> _EXERCISE INSTRUCTIONS_
Repeat each record below exactly as given.

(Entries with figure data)

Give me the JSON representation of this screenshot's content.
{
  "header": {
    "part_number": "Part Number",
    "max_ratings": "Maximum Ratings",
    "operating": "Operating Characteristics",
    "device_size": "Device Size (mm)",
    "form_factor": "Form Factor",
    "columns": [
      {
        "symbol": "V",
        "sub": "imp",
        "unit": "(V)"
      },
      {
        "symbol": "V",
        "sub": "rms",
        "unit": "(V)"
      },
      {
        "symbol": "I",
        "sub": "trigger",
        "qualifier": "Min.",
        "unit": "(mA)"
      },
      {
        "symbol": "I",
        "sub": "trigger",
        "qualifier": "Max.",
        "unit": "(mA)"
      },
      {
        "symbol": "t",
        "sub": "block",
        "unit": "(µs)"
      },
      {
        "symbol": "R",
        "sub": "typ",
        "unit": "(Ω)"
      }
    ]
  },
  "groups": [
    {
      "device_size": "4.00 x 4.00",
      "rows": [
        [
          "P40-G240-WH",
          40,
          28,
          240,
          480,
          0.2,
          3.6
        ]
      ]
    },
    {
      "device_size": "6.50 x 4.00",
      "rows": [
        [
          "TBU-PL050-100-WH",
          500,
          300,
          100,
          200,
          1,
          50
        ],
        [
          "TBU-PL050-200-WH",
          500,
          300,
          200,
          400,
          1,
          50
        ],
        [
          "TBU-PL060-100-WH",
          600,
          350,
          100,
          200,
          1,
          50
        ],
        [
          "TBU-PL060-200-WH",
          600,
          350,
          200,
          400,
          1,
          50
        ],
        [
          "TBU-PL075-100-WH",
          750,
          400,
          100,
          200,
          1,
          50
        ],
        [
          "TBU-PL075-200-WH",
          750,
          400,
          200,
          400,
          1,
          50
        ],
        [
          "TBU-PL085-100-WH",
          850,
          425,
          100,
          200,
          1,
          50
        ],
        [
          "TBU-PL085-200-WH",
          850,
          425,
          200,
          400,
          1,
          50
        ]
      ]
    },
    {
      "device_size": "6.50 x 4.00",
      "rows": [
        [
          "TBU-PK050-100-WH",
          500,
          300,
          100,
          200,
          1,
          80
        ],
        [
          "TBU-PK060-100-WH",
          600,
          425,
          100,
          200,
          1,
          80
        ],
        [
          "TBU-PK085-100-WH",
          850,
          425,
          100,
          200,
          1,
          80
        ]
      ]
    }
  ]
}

> _RESPONSE_
Give me the JSON representation of this screenshot's content.
{
  "header": {
    "part_number": "Part Number",
    "max_ratings": "Maximum Ratings",
    "operating": "Operating Characteristics",
    "device_size": "Device Size (mm)",
    "form_factor": "Form Factor",
    "columns": [
      {
        "symbol": "V",
        "sub": "imp",
        "unit": "(V)"
      },
      {
        "symbol": "V",
        "sub": "rms",
        "unit": "(V)"
      },
      {
        "symbol": "I",
        "sub": "trigger",
        "qualifier": "Min.",
        "unit": "(mA)"
      },
      {
        "symbol": "I",
        "sub": "trigger",
        "qualifier": "Max.",
        "unit": "(mA)"
      },
      {
        "symbol": "t",
        "sub": "block",
        "unit": "(µs)"
      },
      {
        "symbol": "R",
        "sub": "typ",
        "unit": "(Ω)"
      }
    ]
  },
  "groups": [
    {
      "device_size": "4.00 x 4.00",
      "rows": [
        [
          "P40-G240-WH",
          40,
          28,
          240,
          480,
          0.2,
          3.6
        ]
      ]
    },
    {
      "device_size": "6.50 x 4.00",
      "rows": [
        [
          "TBU-PL050-100-WH",
          500,
          300,
          100,
          200,
          1,
          50
        ],
        [
          "TBU-PL050-200-WH",
          500,
          300,
          200,
          400,
          1,
          50
        ],
        [
          "TBU-PL060-100-WH",
          600,
          350,
          100,
          200,
          1,
          50
        ],
        [
          "TBU-PL060-200-WH",
          600,
          350,
          200,
          400,
          1,
          50
        ],
        [
          "TBU-PL075-100-WH",
          750,
          400,
          100,
          200,
          1,
          50
        ],
        [
          "TBU-PL075-200-WH",
          750,
          400,
          200,
          400,
          1,
          50
        ],
        [
          "TBU-PL085-100-WH",
          850,
          425,
          100,
          200,
          1,
          50
        ],
        [
          "TBU-PL085-200-WH",
          850,
          425,
          200,
          400,
          1,
          50
        ]
      ]
    },
    {
      "device_size": "6.50 x 4.00",
      "rows": [
        [
          "TBU-PK050-100-WH",
          500,
          300,
          100,
          200,
          1,
          80
        ],
        [
          "TBU-PK060-100-WH",
          600,
          425,
          100,
          200,
          1,
          80
        ],
        [
          "TBU-PK085-100-WH",
          850,
          425,
          100,
          200,
          1,
          80
        ]
      ]
    }
  ]
}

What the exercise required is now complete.